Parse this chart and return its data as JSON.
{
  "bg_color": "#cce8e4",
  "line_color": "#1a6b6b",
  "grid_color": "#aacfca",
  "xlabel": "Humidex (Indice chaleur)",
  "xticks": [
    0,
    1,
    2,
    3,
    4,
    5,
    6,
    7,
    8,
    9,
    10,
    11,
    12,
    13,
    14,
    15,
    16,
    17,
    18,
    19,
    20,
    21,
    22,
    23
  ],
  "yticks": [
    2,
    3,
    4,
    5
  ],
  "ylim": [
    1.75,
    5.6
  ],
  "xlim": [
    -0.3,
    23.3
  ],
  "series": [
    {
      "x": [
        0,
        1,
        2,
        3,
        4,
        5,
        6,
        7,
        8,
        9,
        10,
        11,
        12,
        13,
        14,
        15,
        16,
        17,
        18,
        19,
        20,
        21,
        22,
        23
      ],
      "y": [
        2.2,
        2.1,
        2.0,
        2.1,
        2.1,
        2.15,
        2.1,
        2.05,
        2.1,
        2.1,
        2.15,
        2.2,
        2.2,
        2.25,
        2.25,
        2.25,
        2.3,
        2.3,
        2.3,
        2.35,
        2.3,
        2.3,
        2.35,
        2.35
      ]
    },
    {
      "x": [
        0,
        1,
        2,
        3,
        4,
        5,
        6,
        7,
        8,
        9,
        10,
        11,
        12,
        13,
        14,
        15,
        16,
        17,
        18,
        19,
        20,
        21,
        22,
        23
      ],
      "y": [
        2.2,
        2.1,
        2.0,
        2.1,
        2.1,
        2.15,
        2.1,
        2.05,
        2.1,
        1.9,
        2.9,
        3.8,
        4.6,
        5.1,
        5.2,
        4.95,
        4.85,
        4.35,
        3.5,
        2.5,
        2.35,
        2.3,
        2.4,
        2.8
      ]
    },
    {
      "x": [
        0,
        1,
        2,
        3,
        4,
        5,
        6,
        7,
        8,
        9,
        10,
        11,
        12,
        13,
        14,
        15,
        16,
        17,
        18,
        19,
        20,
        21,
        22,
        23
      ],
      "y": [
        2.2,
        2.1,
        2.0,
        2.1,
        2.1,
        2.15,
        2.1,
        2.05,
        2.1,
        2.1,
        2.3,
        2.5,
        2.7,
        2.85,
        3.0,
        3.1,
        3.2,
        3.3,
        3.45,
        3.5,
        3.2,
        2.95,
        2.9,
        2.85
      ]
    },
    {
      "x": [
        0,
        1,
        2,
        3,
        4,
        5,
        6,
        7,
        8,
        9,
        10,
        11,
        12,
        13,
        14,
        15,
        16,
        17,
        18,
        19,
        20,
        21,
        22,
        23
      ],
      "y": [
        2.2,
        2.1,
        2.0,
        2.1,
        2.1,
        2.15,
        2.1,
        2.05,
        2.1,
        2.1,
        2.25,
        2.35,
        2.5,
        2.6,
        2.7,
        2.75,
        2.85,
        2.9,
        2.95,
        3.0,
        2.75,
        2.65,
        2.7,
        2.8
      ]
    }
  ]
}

THE EXERCISE
Using the listing above, reproduce each line without omission.

EXERCISE OUTPUT
Parse this chart and return its data as JSON.
{
  "bg_color": "#cce8e4",
  "line_color": "#1a6b6b",
  "grid_color": "#aacfca",
  "xlabel": "Humidex (Indice chaleur)",
  "xticks": [
    0,
    1,
    2,
    3,
    4,
    5,
    6,
    7,
    8,
    9,
    10,
    11,
    12,
    13,
    14,
    15,
    16,
    17,
    18,
    19,
    20,
    21,
    22,
    23
  ],
  "yticks": [
    2,
    3,
    4,
    5
  ],
  "ylim": [
    1.75,
    5.6
  ],
  "xlim": [
    -0.3,
    23.3
  ],
  "series": [
    {
      "x": [
        0,
        1,
        2,
        3,
        4,
        5,
        6,
        7,
        8,
        9,
        10,
        11,
        12,
        13,
        14,
        15,
        16,
        17,
        18,
        19,
        20,
        21,
        22,
        23
      ],
      "y": [
        2.2,
        2.1,
        2.0,
        2.1,
        2.1,
        2.15,
        2.1,
        2.05,
        2.1,
        2.1,
        2.15,
        2.2,
        2.2,
        2.25,
        2.25,
        2.25,
        2.3,
        2.3,
        2.3,
        2.35,
        2.3,
        2.3,
        2.35,
        2.35
      ]
    },
    {
      "x": [
        0,
        1,
        2,
        3,
        4,
        5,
        6,
        7,
        8,
        9,
        10,
        11,
        12,
        13,
        14,
        15,
        16,
        17,
        18,
        19,
        20,
        21,
        22,
        23
      ],
      "y": [
        2.2,
        2.1,
        2.0,
        2.1,
        2.1,
        2.15,
        2.1,
        2.05,
        2.1,
        1.9,
        2.9,
        3.8,
        4.6,
        5.1,
        5.2,
        4.95,
        4.85,
        4.35,
        3.5,
        2.5,
        2.35,
        2.3,
        2.4,
        2.8
      ]
    },
    {
      "x": [
        0,
        1,
        2,
        3,
        4,
        5,
        6,
        7,
        8,
        9,
        10,
        11,
        12,
        13,
        14,
        15,
        16,
        17,
        18,
        19,
        20,
        21,
        22,
        23
      ],
      "y": [
        2.2,
        2.1,
        2.0,
        2.1,
        2.1,
        2.15,
        2.1,
        2.05,
        2.1,
        2.1,
        2.3,
        2.5,
        2.7,
        2.85,
        3.0,
        3.1,
        3.2,
        3.3,
        3.45,
        3.5,
        3.2,
        2.95,
        2.9,
        2.85
      ]
    },
    {
      "x": [
        0,
        1,
        2,
        3,
        4,
        5,
        6,
        7,
        8,
        9,
        10,
        11,
        12,
        13,
        14,
        15,
        16,
        17,
        18,
        19,
        20,
        21,
        22,
        23
      ],
      "y": [
        2.2,
        2.1,
        2.0,
        2.1,
        2.1,
        2.15,
        2.1,
        2.05,
        2.1,
        2.1,
        2.25,
        2.35,
        2.5,
        2.6,
        2.7,
        2.75,
        2.85,
        2.9,
        2.95,
        3.0,
        2.75,
        2.65,
        2.7,
        2.8
      ]
    }
  ]
}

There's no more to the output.